→ Exercise task:
Format the stretch of the items from the line containing "tab-title: Registration - Terracor" through the line containing "view-site-label: View Site" as a JSON list of strings, one string per line and no entries for blank lines.

→ Input rows:
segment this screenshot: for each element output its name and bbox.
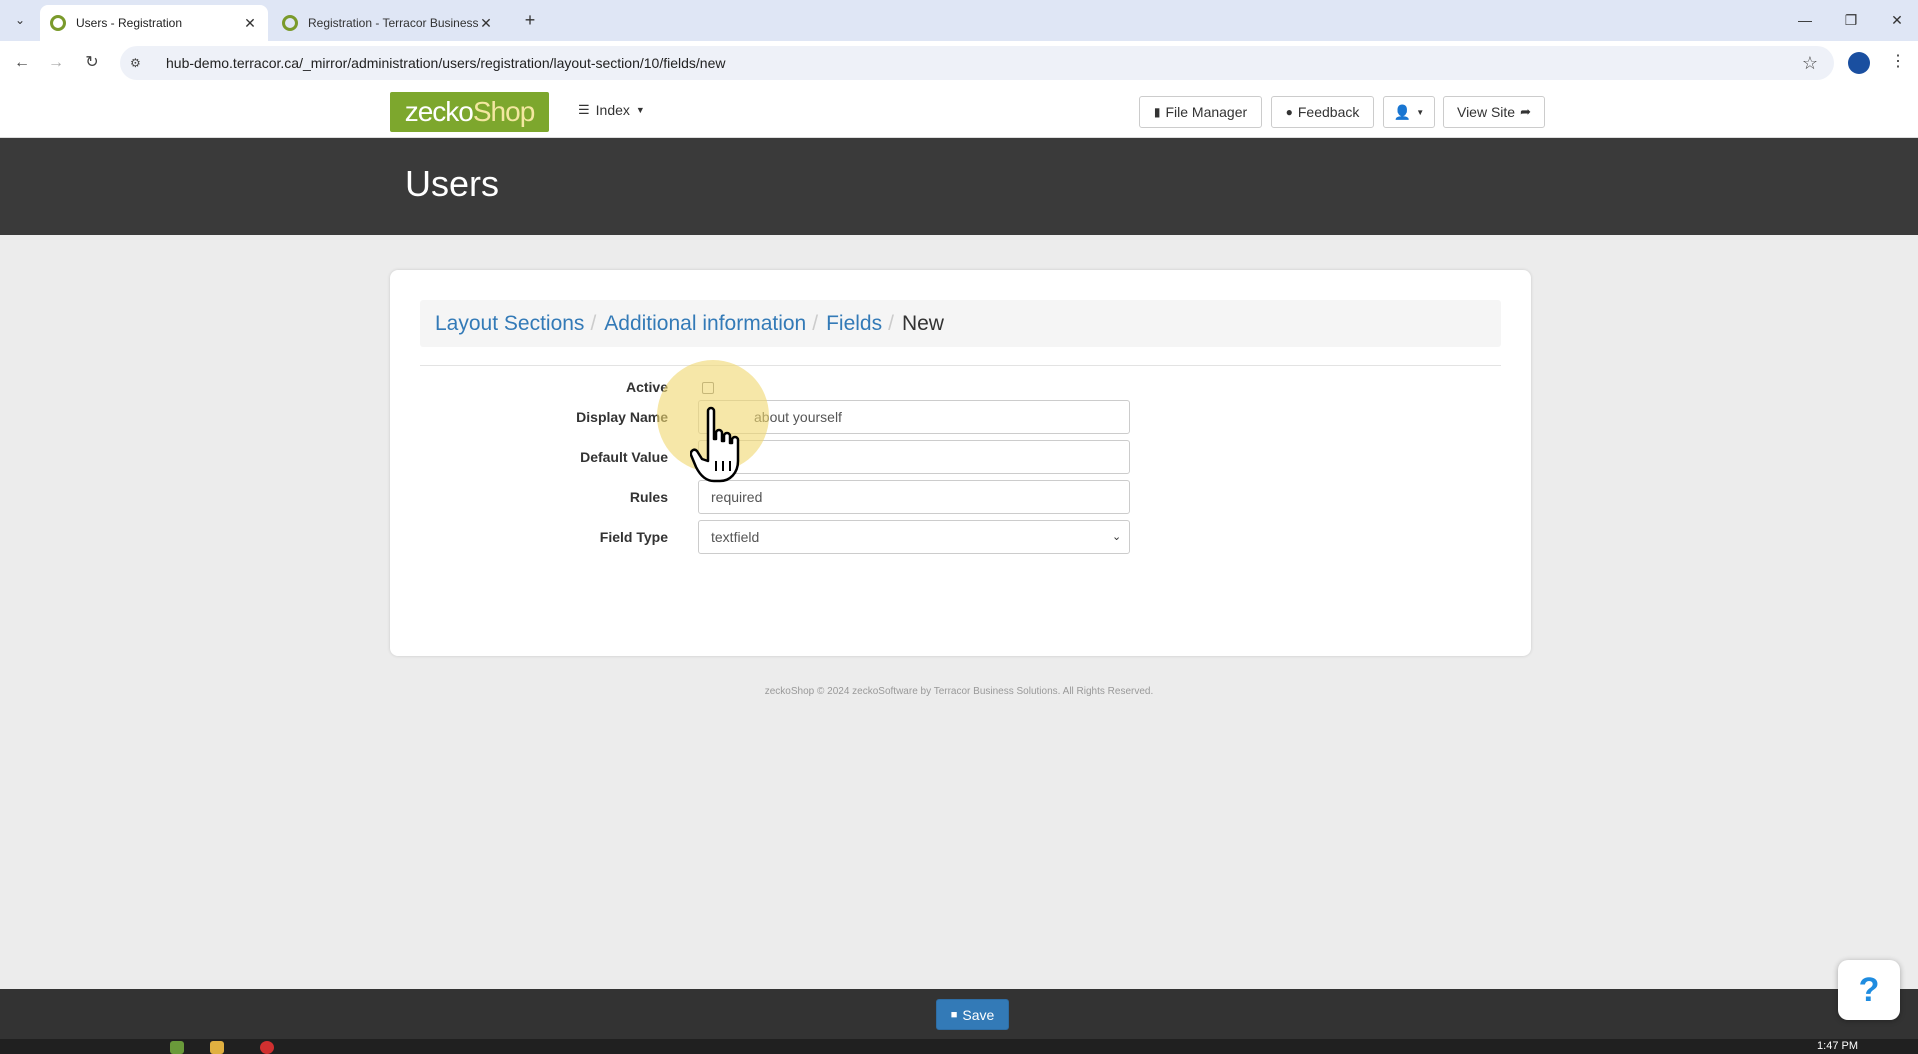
tab-title: Registration - Terracor Business [308,16,478,30]
address-bar[interactable]: ⚙ hub-demo.terracor.ca/_mirror/administr… [120,46,1834,80]
breadcrumb-separator: / [888,311,894,335]
breadcrumb-separator: / [812,311,819,335]
view-site-button[interactable]: View Site ➦ [1443,96,1545,128]
file-manager-label: File Manager [1165,104,1248,120]
restore-icon[interactable]: ❐ [1836,8,1866,32]
breadcrumb: Layout Sections / Additional information… [420,300,1501,347]
file-icon: ▮ [1153,105,1161,119]
page-header-band: Users [0,138,1918,235]
default-value-row: Default Value [390,440,1531,474]
caret-down-icon: ▼ [635,105,645,115]
profile-avatar-icon[interactable] [1848,52,1870,74]
chrome-icon[interactable] [260,1041,274,1054]
default-value-label: Default Value [580,449,668,465]
field-type-label: Field Type [599,529,668,545]
new-tab-plus-icon[interactable]: + [518,8,542,32]
app-top-nav: zecko Shop ☰ Index ▼ ▮ File Manager ● Fee… [0,86,1918,138]
bookmark-star-icon[interactable]: ☆ [1802,53,1818,74]
breadcrumb-fields[interactable]: Fields [826,312,882,336]
help-button[interactable]: ? [1838,960,1900,1020]
share-arrow-icon: ➦ [1520,104,1531,119]
tab-title: Users - Registration [76,16,183,30]
logo-text-main: zecko [404,96,474,127]
chevron-down-icon: ⌄ [1112,531,1122,543]
rules-row: Rules required [390,480,1531,514]
display-name-label: Display Name [576,409,668,425]
taskbar-clock: 1:47 PM [1817,1040,1858,1052]
tab-list-chevron-icon[interactable]: ⌄ [8,8,32,32]
view-site-label: View Site [1456,104,1516,120]
index-dropdown[interactable]: ☰ Index ▼ [578,102,645,118]
window-close-icon[interactable]: ✕ [1882,8,1912,32]
floppy-disk-icon: ■ [950,1008,958,1021]
field-type-select[interactable]: textfield [698,520,1130,554]
save-label: Save [962,1006,995,1023]
browser-tab-bar: ⌄ Users - Registration ✕ Registration - … [0,0,1918,41]
browser-tab-inactive[interactable]: Registration - Terracor Business ✕ [272,5,504,41]
feedback-label: Feedback [1297,104,1360,120]
lightbulb-icon: ● [1285,105,1293,119]
rules-label: Rules [629,489,668,505]
display-name-row: Display Name about yourself [390,400,1531,434]
breadcrumb-separator: / [590,311,597,335]
hand-pointer-cursor-icon [690,406,740,483]
close-tab-icon[interactable]: ✕ [242,15,258,32]
user-icon: 👤 [1393,103,1412,120]
user-menu-button[interactable]: 👤 ▼ [1383,96,1435,128]
logo-text-accent: Shop [472,96,535,127]
zeckoshop-logo[interactable]: zecko Shop [390,92,549,132]
active-row: Active [390,370,1531,404]
site-favicon-icon [282,15,298,31]
breadcrumb-layout-sections[interactable]: Layout Sections [435,312,584,336]
browser-navbar: ← → ↻ ⚙ hub-demo.terracor.ca/_mirror/adm… [0,41,1918,86]
os-taskbar: 1:47 PM [0,1039,1918,1054]
breadcrumb-additional-information[interactable]: Additional information [604,312,806,336]
file-manager-button[interactable]: ▮ File Manager [1139,96,1262,128]
field-type-row: Field Type textfield ⌄ [390,520,1531,554]
main-content: Layout Sections / Additional information… [0,235,1918,989]
save-button[interactable]: ■ Save [936,999,1009,1030]
url-text: hub-demo.terracor.ca/_mirror/administrat… [166,55,726,71]
rules-input[interactable]: required [698,480,1130,514]
browser-menu-icon[interactable]: ⋮ [1890,51,1906,71]
breadcrumb-current: New [901,311,944,335]
default-value-input[interactable] [698,440,1130,474]
reload-icon[interactable]: ↻ [80,51,104,75]
back-arrow-icon[interactable]: ← [10,51,34,75]
divider [420,365,1501,366]
close-tab-icon[interactable]: ✕ [478,15,494,32]
page-title: Users [405,163,500,204]
taskbar-app-icon[interactable] [170,1041,184,1054]
folder-icon[interactable] [210,1041,224,1054]
index-label: Index [595,102,630,118]
minimize-icon[interactable]: — [1790,8,1820,32]
bottom-action-bar: ■ Save [0,989,1918,1039]
feedback-button[interactable]: ● Feedback [1271,96,1374,128]
caret-down-icon: ▼ [1416,107,1425,117]
browser-tab-active[interactable]: Users - Registration ✕ [40,5,268,41]
list-icon: ☰ [578,102,590,117]
site-info-icon[interactable]: ⚙ [130,56,150,70]
copyright-footer: zeckoShop © 2024 zeckoSoftware by Terrac… [764,686,1154,697]
form-panel: Layout Sections / Additional information… [390,270,1531,656]
site-favicon-icon [50,15,66,31]
forward-arrow-icon[interactable]: → [44,51,68,75]
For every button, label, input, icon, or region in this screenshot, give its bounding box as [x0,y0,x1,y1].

→ Written answer:
[
  "tab-title: Registration - Terracor Business [308,16,478,30]",
  "address-bar[interactable]: ⚙ hub-demo.terracor.ca/_mirror/administr… [120,46,1834,80]",
  "breadcrumb-separator: / [888,311,894,335]",
  "breadcrumb-separator: / [812,311,819,335]",
  "view-site-button[interactable]: View Site ➦ [1443,96,1545,128]",
  "file-manager-label: File Manager [1165,104,1248,120]",
  "restore-icon[interactable]: ❐ [1836,8,1866,32]",
  "breadcrumb: Layout Sections / Additional information… [420,300,1501,347]",
  "file-icon: ▮ [1153,105,1161,119]",
  "page-header-band: Users [0,138,1918,235]",
  "default-value-row: Default Value [390,440,1531,474]",
  "caret-down-icon: ▼ [635,105,645,115]",
  "profile-avatar-icon[interactable] [1848,52,1870,74]",
  "chrome-icon[interactable] [260,1041,274,1054]",
  "default-value-label: Default Value [580,449,668,465]",
  "field-type-label: Field Type [599,529,668,545]",
  "new-tab-plus-icon[interactable]: + [518,8,542,32]",
  "app-top-nav: zecko Shop ☰ Index ▼ ▮ File Manager ● Fee… [0,86,1918,138]",
  "bookmark-star-icon[interactable]: ☆ [1802,53,1818,74]",
  "breadcrumb-fields[interactable]: Fields [826,312,882,336]",
  "help-button[interactable]: ? [1838,960,1900,1020]",
  "share-arrow-icon: ➦ [1520,104,1531,119]",
  "tab-title: Users - Registration [76,16,183,30]",
  "logo-text-main: zecko [404,96,474,127]",
  "chevron-down-icon: ⌄ [1112,531,1122,543]",
  "rules-row: Rules required [390,480,1531,514]",
  "display-name-label: Display Name [576,409,668,425]",
  "taskbar-clock: 1:47 PM [1817,1040,1858,1052]",
  "tab-list-chevron-icon[interactable]: ⌄ [8,8,32,32]",
  "view-site-label: View Site [1456,104,1516,120]"
]